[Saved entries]
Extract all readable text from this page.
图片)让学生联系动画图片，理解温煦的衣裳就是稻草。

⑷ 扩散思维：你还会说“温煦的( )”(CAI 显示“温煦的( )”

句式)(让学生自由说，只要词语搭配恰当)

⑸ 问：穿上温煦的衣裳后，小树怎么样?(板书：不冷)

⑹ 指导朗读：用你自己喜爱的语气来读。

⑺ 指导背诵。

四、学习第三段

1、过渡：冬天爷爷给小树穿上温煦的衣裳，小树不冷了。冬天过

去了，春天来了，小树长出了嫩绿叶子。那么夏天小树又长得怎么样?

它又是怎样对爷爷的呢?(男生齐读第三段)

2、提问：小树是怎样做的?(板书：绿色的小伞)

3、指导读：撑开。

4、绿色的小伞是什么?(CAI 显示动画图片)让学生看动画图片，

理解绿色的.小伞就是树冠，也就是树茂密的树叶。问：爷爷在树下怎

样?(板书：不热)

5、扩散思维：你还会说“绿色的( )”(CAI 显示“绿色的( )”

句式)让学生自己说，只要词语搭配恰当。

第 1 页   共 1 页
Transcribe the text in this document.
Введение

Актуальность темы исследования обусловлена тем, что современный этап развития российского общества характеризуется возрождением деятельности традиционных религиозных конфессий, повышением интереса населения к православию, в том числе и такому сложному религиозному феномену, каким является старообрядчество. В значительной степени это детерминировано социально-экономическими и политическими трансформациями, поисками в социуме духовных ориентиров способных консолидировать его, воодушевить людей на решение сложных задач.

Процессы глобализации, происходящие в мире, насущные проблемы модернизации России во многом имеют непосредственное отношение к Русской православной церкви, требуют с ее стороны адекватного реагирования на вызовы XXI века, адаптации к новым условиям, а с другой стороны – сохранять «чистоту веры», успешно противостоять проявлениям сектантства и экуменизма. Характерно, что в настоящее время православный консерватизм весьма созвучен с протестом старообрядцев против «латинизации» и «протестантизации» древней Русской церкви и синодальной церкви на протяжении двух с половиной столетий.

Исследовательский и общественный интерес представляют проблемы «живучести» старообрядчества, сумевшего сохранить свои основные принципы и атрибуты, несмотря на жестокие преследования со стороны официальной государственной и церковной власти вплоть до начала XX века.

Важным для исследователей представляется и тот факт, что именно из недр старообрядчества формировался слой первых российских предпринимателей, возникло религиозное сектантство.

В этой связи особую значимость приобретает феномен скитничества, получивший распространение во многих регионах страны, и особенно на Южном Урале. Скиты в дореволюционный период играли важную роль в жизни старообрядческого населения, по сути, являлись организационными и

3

• _TO DO_
Each record must be returned exactly as it is written.

• _ANSWER TO THIS TASK_
Extract all readable text from this page.
图片)让学生联系动画图片，理解温煦的衣裳就是稻草。

⑷ 扩散思维：你还会说“温煦的( )”(CAI 显示“温煦的( )”

句式)(让学生自由说，只要词语搭配恰当)

⑸ 问：穿上温煦的衣裳后，小树怎么样?(板书：不冷)

⑹ 指导朗读：用你自己喜爱的语气来读。

⑺ 指导背诵。

四、学习第三段

1、过渡：冬天爷爷给小树穿上温煦的衣裳，小树不冷了。冬天过

去了，春天来了，小树长出了嫩绿叶子。那么夏天小树又长得怎么样?

它又是怎样对爷爷的呢?(男生齐读第三段)

2、提问：小树是怎样做的?(板书：绿色的小伞)

3、指导读：撑开。

4、绿色的小伞是什么?(CAI 显示动画图片)让学生看动画图片，

理解绿色的.小伞就是树冠，也就是树茂密的树叶。问：爷爷在树下怎

样?(板书：不热)

5、扩散思维：你还会说“绿色的( )”(CAI 显示“绿色的( )”

句式)让学生自己说，只要词语搭配恰当。

第 1 页   共 1 页
Transcribe the text in this document.
Введение

Актуальность темы исследования обусловлена тем, что современный этап развития российского общества характеризуется возрождением деятельности традиционных религиозных конфессий, повышением интереса населения к православию, в том числе и такому сложному религиозному феномену, каким является старообрядчество. В значительной степени это детерминировано социально-экономическими и политическими трансформациями, поисками в социуме духовных ориентиров способных консолидировать его, воодушевить людей на решение сложных задач.

Процессы глобализации, происходящие в мире, насущные проблемы модернизации России во многом имеют непосредственное отношение к Русской православной церкви, требуют с ее стороны адекватного реагирования на вызовы XXI века, адаптации к новым условиям, а с другой стороны – сохранять «чистоту веры», успешно противостоять проявлениям сектантства и экуменизма. Характерно, что в настоящее время православный консерватизм весьма созвучен с протестом старообрядцев против «латинизации» и «протестантизации» древней Русской церкви и синодальной церкви на протяжении двух с половиной столетий.

Исследовательский и общественный интерес представляют проблемы «живучести» старообрядчества, сумевшего сохранить свои основные принципы и атрибуты, несмотря на жестокие преследования со стороны официальной государственной и церковной власти вплоть до начала XX века.

Важным для исследователей представляется и тот факт, что именно из недр старообрядчества формировался слой первых российских предпринимателей, возникло религиозное сектантство.

В этой связи особую значимость приобретает феномен скитничества, получивший распространение во многих регионах страны, и особенно на Южном Урале. Скиты в дореволюционный период играли важную роль в жизни старообрядческого населения, по сути, являлись организационными и

3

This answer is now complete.